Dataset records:
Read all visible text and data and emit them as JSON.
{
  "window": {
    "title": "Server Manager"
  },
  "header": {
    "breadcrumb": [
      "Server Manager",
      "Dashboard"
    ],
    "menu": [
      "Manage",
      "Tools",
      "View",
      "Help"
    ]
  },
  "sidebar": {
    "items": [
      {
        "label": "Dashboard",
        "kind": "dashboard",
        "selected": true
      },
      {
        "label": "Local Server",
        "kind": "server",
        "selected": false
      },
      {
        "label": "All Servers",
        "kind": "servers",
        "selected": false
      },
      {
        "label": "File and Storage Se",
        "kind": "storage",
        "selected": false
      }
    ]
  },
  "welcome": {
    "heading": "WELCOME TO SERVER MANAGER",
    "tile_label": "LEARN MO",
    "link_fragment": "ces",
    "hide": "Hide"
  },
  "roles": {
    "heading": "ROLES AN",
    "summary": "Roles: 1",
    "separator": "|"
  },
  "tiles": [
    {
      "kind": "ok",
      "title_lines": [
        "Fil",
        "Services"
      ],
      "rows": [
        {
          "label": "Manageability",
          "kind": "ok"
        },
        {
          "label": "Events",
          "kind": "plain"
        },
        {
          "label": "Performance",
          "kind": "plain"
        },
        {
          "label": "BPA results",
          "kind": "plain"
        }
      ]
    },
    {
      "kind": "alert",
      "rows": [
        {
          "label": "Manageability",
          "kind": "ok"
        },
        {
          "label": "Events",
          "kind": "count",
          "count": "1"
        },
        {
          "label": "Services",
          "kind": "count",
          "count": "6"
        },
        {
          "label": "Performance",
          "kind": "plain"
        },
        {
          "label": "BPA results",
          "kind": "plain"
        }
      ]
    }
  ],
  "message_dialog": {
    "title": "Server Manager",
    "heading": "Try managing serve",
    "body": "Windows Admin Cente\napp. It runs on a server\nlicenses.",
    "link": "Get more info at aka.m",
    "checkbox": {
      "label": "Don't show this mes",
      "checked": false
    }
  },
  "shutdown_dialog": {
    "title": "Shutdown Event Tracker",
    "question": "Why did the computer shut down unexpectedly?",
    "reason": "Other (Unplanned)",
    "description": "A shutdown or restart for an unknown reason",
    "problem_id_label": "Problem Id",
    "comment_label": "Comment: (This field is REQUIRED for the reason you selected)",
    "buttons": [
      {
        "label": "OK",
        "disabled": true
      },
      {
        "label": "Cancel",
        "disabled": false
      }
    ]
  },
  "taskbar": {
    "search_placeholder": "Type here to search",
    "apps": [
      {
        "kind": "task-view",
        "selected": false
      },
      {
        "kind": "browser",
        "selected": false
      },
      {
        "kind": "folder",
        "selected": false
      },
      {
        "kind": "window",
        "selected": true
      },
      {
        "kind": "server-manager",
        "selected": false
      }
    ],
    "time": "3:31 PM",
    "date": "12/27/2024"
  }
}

- THE TASK:
From the listing above, collect every line that mentions the word "heading".

- CORRECT ANSWER:
    "heading": "WELCOME TO SERVER MANAGER",
    "heading": "ROLES AN",
    "heading": "Try managing serve",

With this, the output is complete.